▶ **Task instructions**
Identify each line containing the word "được" and copy it.

▶ **Stored data**
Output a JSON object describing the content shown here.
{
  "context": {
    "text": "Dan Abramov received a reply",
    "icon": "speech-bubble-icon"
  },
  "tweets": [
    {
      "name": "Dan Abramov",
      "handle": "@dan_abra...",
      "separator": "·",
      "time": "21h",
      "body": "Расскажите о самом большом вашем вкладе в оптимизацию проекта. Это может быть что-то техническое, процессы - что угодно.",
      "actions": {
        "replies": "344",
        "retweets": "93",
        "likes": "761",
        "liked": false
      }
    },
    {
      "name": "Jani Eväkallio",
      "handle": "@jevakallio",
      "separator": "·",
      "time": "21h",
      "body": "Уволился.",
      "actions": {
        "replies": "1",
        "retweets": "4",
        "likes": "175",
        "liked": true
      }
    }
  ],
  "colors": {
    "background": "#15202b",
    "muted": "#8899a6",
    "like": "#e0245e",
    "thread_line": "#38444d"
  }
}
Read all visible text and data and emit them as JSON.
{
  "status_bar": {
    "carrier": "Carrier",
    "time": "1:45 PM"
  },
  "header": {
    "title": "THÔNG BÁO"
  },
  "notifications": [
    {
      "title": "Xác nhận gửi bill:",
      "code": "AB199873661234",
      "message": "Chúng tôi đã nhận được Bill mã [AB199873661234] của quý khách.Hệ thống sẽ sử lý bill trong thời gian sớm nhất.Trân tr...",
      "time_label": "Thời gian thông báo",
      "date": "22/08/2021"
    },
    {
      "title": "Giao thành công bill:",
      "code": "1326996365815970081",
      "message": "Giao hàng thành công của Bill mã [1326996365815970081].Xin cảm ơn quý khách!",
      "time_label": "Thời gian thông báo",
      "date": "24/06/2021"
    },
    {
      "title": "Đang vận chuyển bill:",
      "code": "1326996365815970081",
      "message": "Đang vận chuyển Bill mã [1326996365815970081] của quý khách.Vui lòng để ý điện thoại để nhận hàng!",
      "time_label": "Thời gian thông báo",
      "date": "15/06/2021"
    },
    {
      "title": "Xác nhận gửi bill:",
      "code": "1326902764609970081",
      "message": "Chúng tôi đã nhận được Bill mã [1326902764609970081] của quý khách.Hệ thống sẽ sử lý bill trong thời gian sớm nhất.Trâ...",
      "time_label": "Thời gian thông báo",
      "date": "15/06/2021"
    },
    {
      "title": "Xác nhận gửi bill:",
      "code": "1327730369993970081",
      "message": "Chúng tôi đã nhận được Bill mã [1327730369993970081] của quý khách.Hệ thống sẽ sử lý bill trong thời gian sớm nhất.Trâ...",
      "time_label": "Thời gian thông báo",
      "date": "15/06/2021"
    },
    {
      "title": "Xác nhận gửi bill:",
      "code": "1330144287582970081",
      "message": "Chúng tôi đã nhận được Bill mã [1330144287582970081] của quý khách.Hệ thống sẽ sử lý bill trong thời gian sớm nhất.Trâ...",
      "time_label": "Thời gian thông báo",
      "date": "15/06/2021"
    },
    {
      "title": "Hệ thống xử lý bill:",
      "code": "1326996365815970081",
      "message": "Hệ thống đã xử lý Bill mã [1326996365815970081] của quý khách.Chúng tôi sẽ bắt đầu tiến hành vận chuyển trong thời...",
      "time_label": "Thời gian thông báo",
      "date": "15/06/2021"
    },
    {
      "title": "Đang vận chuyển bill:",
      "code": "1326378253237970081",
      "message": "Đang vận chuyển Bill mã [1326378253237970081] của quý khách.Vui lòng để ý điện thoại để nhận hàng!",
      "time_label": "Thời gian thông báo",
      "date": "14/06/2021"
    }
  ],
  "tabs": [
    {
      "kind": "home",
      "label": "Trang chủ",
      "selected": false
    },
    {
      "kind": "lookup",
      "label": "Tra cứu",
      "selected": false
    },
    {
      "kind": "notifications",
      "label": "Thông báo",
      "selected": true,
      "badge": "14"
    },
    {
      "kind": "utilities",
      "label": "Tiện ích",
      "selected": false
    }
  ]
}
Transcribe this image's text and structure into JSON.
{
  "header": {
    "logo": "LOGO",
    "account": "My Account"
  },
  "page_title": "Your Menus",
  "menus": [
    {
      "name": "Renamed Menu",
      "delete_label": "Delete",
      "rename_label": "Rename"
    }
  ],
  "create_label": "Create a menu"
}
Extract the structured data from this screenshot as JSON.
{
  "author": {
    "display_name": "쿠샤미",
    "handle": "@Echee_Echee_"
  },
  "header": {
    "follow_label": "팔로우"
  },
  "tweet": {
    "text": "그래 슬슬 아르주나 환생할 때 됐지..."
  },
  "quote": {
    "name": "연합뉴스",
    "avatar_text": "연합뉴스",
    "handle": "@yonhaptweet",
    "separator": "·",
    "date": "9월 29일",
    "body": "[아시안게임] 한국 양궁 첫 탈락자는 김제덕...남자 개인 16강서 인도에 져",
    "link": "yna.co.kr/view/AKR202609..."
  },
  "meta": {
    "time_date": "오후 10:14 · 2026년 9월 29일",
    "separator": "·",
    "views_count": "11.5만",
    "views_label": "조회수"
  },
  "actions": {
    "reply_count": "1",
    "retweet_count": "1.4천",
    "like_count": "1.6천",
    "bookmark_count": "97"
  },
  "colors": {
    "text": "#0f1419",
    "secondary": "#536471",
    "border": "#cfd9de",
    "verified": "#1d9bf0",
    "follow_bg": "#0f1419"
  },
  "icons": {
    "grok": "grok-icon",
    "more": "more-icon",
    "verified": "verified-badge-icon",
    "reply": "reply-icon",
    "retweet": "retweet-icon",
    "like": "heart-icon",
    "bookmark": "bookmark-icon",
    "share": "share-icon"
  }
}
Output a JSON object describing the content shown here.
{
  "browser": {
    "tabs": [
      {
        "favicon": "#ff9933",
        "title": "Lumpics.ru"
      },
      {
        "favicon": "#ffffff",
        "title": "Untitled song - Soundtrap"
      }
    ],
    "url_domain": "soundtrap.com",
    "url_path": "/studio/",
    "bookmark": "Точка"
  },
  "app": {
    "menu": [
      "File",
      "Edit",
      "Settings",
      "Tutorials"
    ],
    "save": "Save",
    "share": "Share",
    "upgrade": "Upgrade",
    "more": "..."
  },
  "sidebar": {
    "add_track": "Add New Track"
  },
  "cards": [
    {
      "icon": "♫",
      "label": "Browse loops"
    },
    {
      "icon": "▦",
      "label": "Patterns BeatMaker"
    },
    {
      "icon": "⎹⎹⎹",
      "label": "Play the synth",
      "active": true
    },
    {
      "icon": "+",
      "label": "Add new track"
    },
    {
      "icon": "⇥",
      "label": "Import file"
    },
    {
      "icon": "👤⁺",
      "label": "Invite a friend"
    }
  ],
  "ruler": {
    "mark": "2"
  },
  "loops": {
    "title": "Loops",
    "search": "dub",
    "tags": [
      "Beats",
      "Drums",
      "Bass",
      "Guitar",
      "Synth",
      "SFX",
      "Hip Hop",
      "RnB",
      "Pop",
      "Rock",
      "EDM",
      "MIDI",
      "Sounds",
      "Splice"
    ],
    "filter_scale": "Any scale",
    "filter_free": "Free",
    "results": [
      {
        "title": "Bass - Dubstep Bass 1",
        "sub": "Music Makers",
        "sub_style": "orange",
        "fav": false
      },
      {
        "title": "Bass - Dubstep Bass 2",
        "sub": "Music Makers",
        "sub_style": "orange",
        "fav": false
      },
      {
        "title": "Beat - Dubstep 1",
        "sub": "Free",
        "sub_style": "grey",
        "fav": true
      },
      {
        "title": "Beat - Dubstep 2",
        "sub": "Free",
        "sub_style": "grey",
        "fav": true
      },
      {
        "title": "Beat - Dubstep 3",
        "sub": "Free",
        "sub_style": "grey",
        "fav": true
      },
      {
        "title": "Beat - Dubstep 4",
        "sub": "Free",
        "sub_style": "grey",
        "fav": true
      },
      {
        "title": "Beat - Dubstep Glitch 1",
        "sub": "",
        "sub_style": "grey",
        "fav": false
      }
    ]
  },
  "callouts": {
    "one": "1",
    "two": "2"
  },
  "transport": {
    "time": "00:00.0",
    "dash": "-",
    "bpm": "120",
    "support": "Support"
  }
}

▶ **Task answer**
      "message": "Chúng tôi đã nhận được Bill mã [AB199873661234] của quý khách.Hệ thống sẽ sử lý bill trong thời gian sớm nhất.Trân tr...",
      "message": "Chúng tôi đã nhận được Bill mã [1326902764609970081] của quý khách.Hệ thống sẽ sử lý bill trong thời gian sớm nhất.Trâ...",
      "message": "Chúng tôi đã nhận được Bill mã [1327730369993970081] của quý khách.Hệ thống sẽ sử lý bill trong thời gian sớm nhất.Trâ...",
      "message": "Chúng tôi đã nhận được Bill mã [1330144287582970081] của quý khách.Hệ thống sẽ sử lý bill trong thời gian sớm nhất.Trâ...",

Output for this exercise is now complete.